* [WHAT YOU NEED TO DO]
Give all the lines below again, exactly, with no pictures.

--------------------------------------------------

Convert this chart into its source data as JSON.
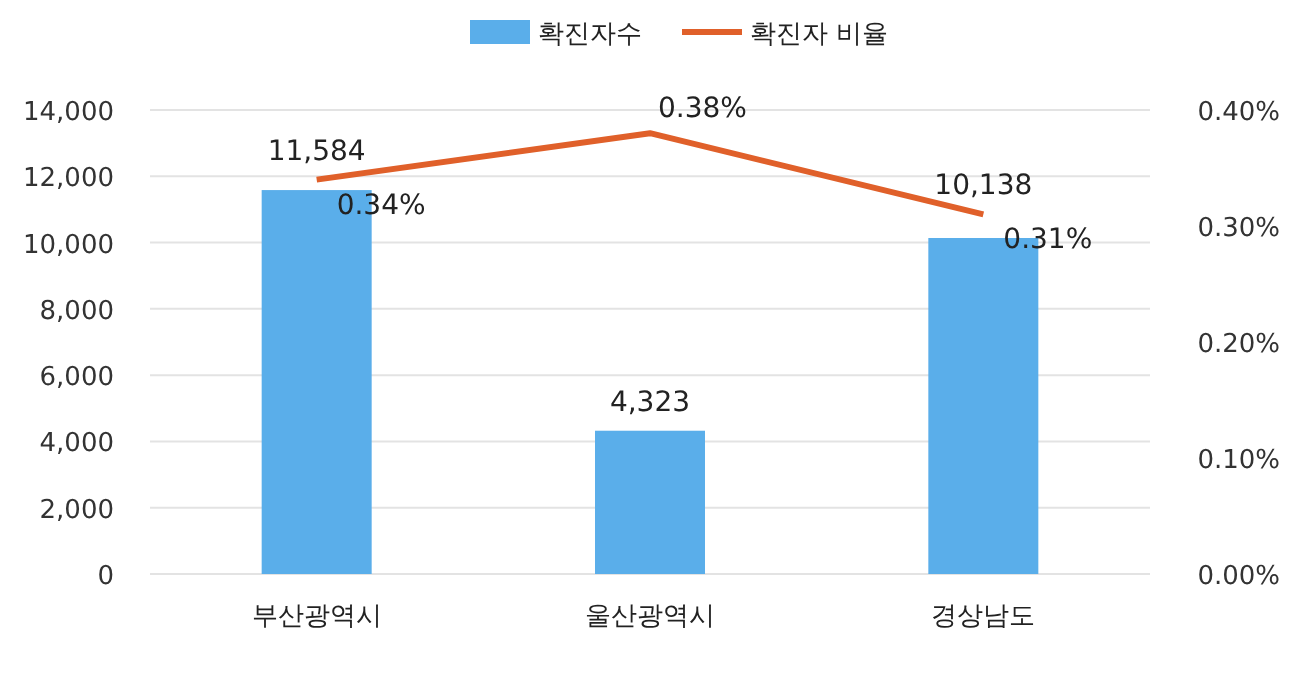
{
  "chart_data": {
    "type": "bar",
    "categories": [
      "부산광역시",
      "울산광역시",
      "경상남도"
    ],
    "series": [
      {
        "name": "확진자수",
        "color": "#5aaeea",
        "values": [
          11584,
          4323,
          10138
        ],
        "value_labels": [
          "11,584",
          "4,323",
          "10,138"
        ]
      },
      {
        "name": "확진자 비율",
        "type": "line",
        "axis": "y2",
        "color": "#e0602a",
        "values": [
          0.34,
          0.38,
          0.31
        ],
        "value_labels": [
          "0.34%",
          "0.38%",
          "0.31%"
        ]
      }
    ],
    "ylim": [
      0,
      14000
    ],
    "yticks": [
      0,
      {
        "value": 2000,
        "label": "2,000"
      },
      {
        "value": 4000,
        "label": "4,000"
      },
      {
        "value": 6000,
        "label": "6,000"
      },
      {
        "value": 8000,
        "label": "8,000"
      },
      {
        "value": 10000,
        "label": "10,000"
      },
      {
        "value": 12000,
        "label": "12,000"
      },
      {
        "value": 14000,
        "label": "14,000"
      }
    ],
    "y2lim": [
      0,
      0.4
    ],
    "y2ticks": [
      {
        "value": 0,
        "label": "0.00%"
      },
      {
        "value": 0.1,
        "label": "0.10%"
      },
      {
        "value": 0.2,
        "label": "0.20%"
      },
      {
        "value": 0.3,
        "label": "0.30%"
      },
      {
        "value": 0.4,
        "label": "0.40%"
      }
    ],
    "grid": "y",
    "legend": "top"
  }
}
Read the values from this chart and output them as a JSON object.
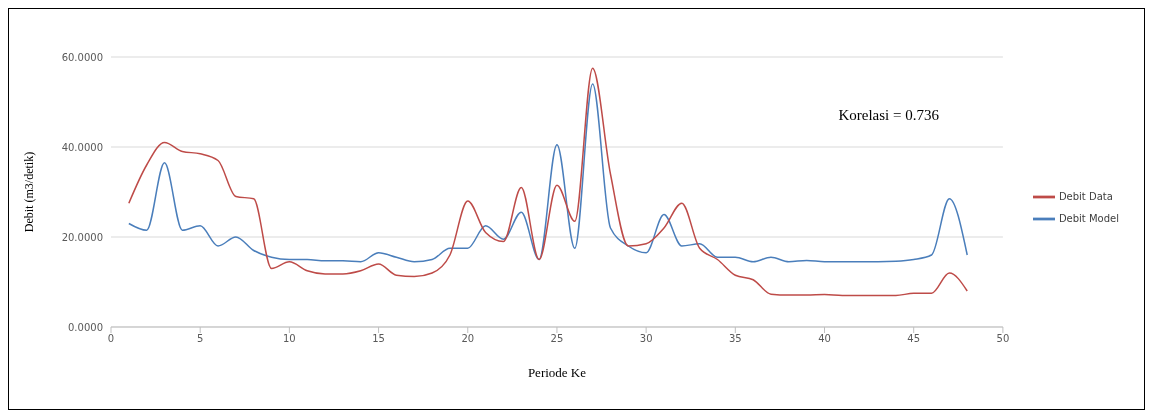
{
  "chart_data": {
    "type": "line",
    "xlabel": "Periode Ke",
    "ylabel": "Debit (m3/detik)",
    "annotations": [
      "Korelasi = 0.736"
    ],
    "x": [
      1,
      2,
      3,
      4,
      5,
      6,
      7,
      8,
      9,
      10,
      11,
      12,
      13,
      14,
      15,
      16,
      17,
      18,
      19,
      20,
      21,
      22,
      23,
      24,
      25,
      26,
      27,
      28,
      29,
      30,
      31,
      32,
      33,
      34,
      35,
      36,
      37,
      38,
      39,
      40,
      41,
      42,
      43,
      44,
      45,
      46,
      47,
      48
    ],
    "series": [
      {
        "name": "Debit Model",
        "color": "#4a7ebb",
        "values": [
          23,
          21.5,
          36.5,
          21.5,
          22.5,
          18,
          20,
          17,
          15.5,
          15,
          15,
          14.7,
          14.7,
          14.5,
          16.5,
          15.5,
          14.5,
          15,
          17.5,
          17.5,
          22.5,
          19.5,
          25.5,
          15,
          40.5,
          17.5,
          54,
          22,
          18,
          16.5,
          25,
          18,
          18.5,
          15.5,
          15.5,
          14.5,
          15.5,
          14.5,
          14.8,
          14.5,
          14.5,
          14.5,
          14.5,
          14.6,
          15,
          16,
          28.5,
          16
        ]
      },
      {
        "name": "Debit Data",
        "color": "#be4b48",
        "values": [
          27.5,
          36,
          41,
          39,
          38.5,
          37,
          29,
          28.5,
          13,
          14.5,
          12.5,
          11.8,
          11.8,
          12.5,
          14,
          11.5,
          11.2,
          12,
          16,
          28,
          21,
          19,
          31,
          15,
          31.5,
          23.5,
          57.5,
          34,
          18,
          18.5,
          22,
          27.5,
          17.5,
          15,
          11.5,
          10.5,
          7.3,
          7.1,
          7.1,
          7.2,
          7,
          7,
          7,
          7,
          7.5,
          7.5,
          12,
          8
        ]
      }
    ],
    "xlim": [
      0,
      50
    ],
    "xticks": [
      0,
      5,
      10,
      15,
      20,
      25,
      30,
      35,
      40,
      45,
      50
    ],
    "ylim": [
      0,
      60
    ],
    "yticks": [
      {
        "value": 0,
        "label": "0.0000"
      },
      {
        "value": 20,
        "label": "20.0000"
      },
      {
        "value": 40,
        "label": "40.0000"
      },
      {
        "value": 60,
        "label": "60.0000"
      }
    ],
    "grid": "y",
    "legend": "right",
    "marker": "none",
    "line_style": "solid"
  }
}
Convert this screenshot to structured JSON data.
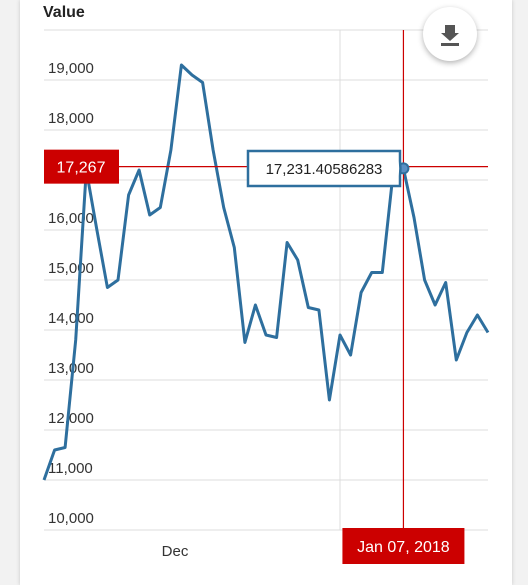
{
  "chart_data": {
    "type": "line",
    "ylabel": "Value",
    "ylim": [
      10000,
      19500
    ],
    "y_ticks": [
      "10,000",
      "11,000",
      "12,000",
      "13,000",
      "14,000",
      "15,000",
      "16,000",
      "17,000",
      "18,000",
      "19,000"
    ],
    "x_ticks": [
      "Dec"
    ],
    "series": [
      {
        "values": [
          11000,
          11600,
          11650,
          13800,
          17200,
          16000,
          14850,
          15000,
          16700,
          17200,
          16300,
          16450,
          17600,
          19300,
          19100,
          18950,
          17600,
          16450,
          15650,
          13750,
          14500,
          13900,
          13850,
          15750,
          15400,
          14450,
          14400,
          12600,
          13900,
          13500,
          14750,
          15150,
          15150,
          17100,
          17231.41,
          16250,
          15000,
          14500,
          14950,
          13400,
          13950,
          14300,
          13950
        ],
        "color": "#2e6f9e"
      }
    ],
    "crosshair": {
      "y_value": 17267,
      "y_label": "17,267",
      "x_label": "Jan 07, 2018",
      "point_index": 34
    },
    "tooltip": {
      "text": "17,231.40586283"
    },
    "grid": true
  },
  "ui": {
    "download_icon": "download-icon",
    "accent_color": "#cc0000",
    "line_color": "#2e6f9e"
  }
}
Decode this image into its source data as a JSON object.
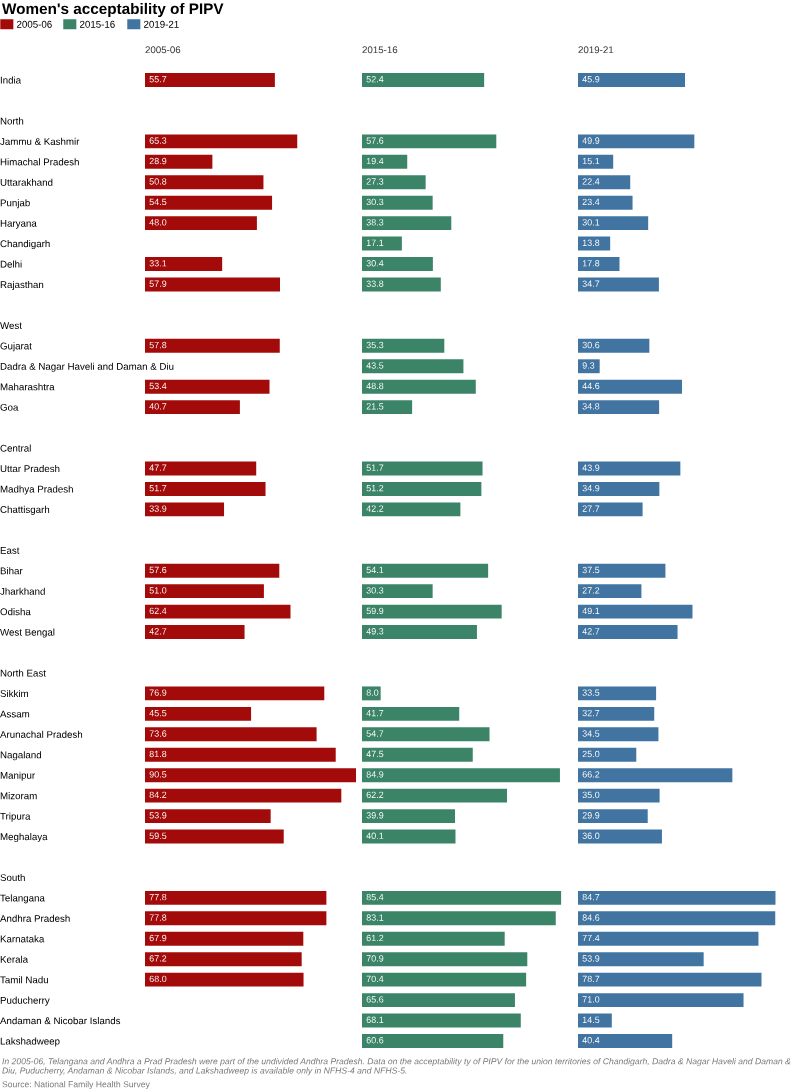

--------------------------------------------------

* [ANSWER TO THIS EXERCISE]
Convert this chart into its source data as JSON.
{
  "chart_data": {
    "type": "bar",
    "categories": [
      "부산광역시",
      "울산광역시",
      "경상남도"
    ],
    "series": [
      {
        "name": "확진자수",
        "color": "#5aaeea",
        "values": [
          11584,
          4323,
          10138
        ],
        "value_labels": [
          "11,584",
          "4,323",
          "10,138"
        ]
      },
      {
        "name": "확진자 비율",
        "type": "line",
        "axis": "y2",
        "color": "#e0602a",
        "values": [
          0.34,
          0.38,
          0.31
        ],
        "value_labels": [
          "0.34%",
          "0.38%",
          "0.31%"
        ]
      }
    ],
    "ylim": [
      0,
      14000
    ],
    "yticks": [
      0,
      {
        "value": 2000,
        "label": "2,000"
      },
      {
        "value": 4000,
        "label": "4,000"
      },
      {
        "value": 6000,
        "label": "6,000"
      },
      {
        "value": 8000,
        "label": "8,000"
      },
      {
        "value": 10000,
        "label": "10,000"
      },
      {
        "value": 12000,
        "label": "12,000"
      },
      {
        "value": 14000,
        "label": "14,000"
      }
    ],
    "y2lim": [
      0,
      0.4
    ],
    "y2ticks": [
      {
        "value": 0,
        "label": "0.00%"
      },
      {
        "value": 0.1,
        "label": "0.10%"
      },
      {
        "value": 0.2,
        "label": "0.20%"
      },
      {
        "value": 0.3,
        "label": "0.30%"
      },
      {
        "value": 0.4,
        "label": "0.40%"
      }
    ],
    "grid": "y",
    "legend": "top"
  }
}
Read the values from this chart and output them as a JSON object.
{
  "chart_data": {
    "type": "line",
    "xlabel": "Periode Ke",
    "ylabel": "Debit (m3/detik)",
    "annotations": [
      "Korelasi = 0.736"
    ],
    "x": [
      1,
      2,
      3,
      4,
      5,
      6,
      7,
      8,
      9,
      10,
      11,
      12,
      13,
      14,
      15,
      16,
      17,
      18,
      19,
      20,
      21,
      22,
      23,
      24,
      25,
      26,
      27,
      28,
      29,
      30,
      31,
      32,
      33,
      34,
      35,
      36,
      37,
      38,
      39,
      40,
      41,
      42,
      43,
      44,
      45,
      46,
      47,
      48
    ],
    "series": [
      {
        "name": "Debit Model",
        "color": "#4a7ebb",
        "values": [
          23,
          21.5,
          36.5,
          21.5,
          22.5,
          18,
          20,
          17,
          15.5,
          15,
          15,
          14.7,
          14.7,
          14.5,
          16.5,
          15.5,
          14.5,
          15,
          17.5,
          17.5,
          22.5,
          19.5,
          25.5,
          15,
          40.5,
          17.5,
          54,
          22,
          18,
          16.5,
          25,
          18,
          18.5,
          15.5,
          15.5,
          14.5,
          15.5,
          14.5,
          14.8,
          14.5,
          14.5,
          14.5,
          14.5,
          14.6,
          15,
          16,
          28.5,
          16
        ]
      },
      {
        "name": "Debit Data",
        "color": "#be4b48",
        "values": [
          27.5,
          36,
          41,
          39,
          38.5,
          37,
          29,
          28.5,
          13,
          14.5,
          12.5,
          11.8,
          11.8,
          12.5,
          14,
          11.5,
          11.2,
          12,
          16,
          28,
          21,
          19,
          31,
          15,
          31.5,
          23.5,
          57.5,
          34,
          18,
          18.5,
          22,
          27.5,
          17.5,
          15,
          11.5,
          10.5,
          7.3,
          7.1,
          7.1,
          7.2,
          7,
          7,
          7,
          7,
          7.5,
          7.5,
          12,
          8
        ]
      }
    ],
    "xlim": [
      0,
      50
    ],
    "xticks": [
      0,
      5,
      10,
      15,
      20,
      25,
      30,
      35,
      40,
      45,
      50
    ],
    "ylim": [
      0,
      60
    ],
    "yticks": [
      {
        "value": 0,
        "label": "0.0000"
      },
      {
        "value": 20,
        "label": "20.0000"
      },
      {
        "value": 40,
        "label": "40.0000"
      },
      {
        "value": 60,
        "label": "60.0000"
      }
    ],
    "grid": "y",
    "legend": "right",
    "marker": "none",
    "line_style": "solid"
  }
}
Convert this screenshot to structured JSON data.
{
  "chart_data": {
    "type": "line",
    "ylabel": "Value",
    "ylim": [
      10000,
      19500
    ],
    "y_ticks": [
      "10,000",
      "11,000",
      "12,000",
      "13,000",
      "14,000",
      "15,000",
      "16,000",
      "17,000",
      "18,000",
      "19,000"
    ],
    "x_ticks": [
      "Dec"
    ],
    "series": [
      {
        "values": [
          11000,
          11600,
          11650,
          13800,
          17200,
          16000,
          14850,
          15000,
          16700,
          17200,
          16300,
          16450,
          17600,
          19300,
          19100,
          18950,
          17600,
          16450,
          15650,
          13750,
          14500,
          13900,
          13850,
          15750,
          15400,
          14450,
          14400,
          12600,
          13900,
          13500,
          14750,
          15150,
          15150,
          17100,
          17231.41,
          16250,
          15000,
          14500,
          14950,
          13400,
          13950,
          14300,
          13950
        ],
        "color": "#2e6f9e"
      }
    ],
    "crosshair": {
      "y_value": 17267,
      "y_label": "17,267",
      "x_label": "Jan 07, 2018",
      "point_index": 34
    },
    "tooltip": {
      "text": "17,231.40586283"
    },
    "grid": true
  },
  "ui": {
    "download_icon": "download-icon",
    "accent_color": "#cc0000",
    "line_color": "#2e6f9e"
  }
}
Decode this image into its source data as a JSON object.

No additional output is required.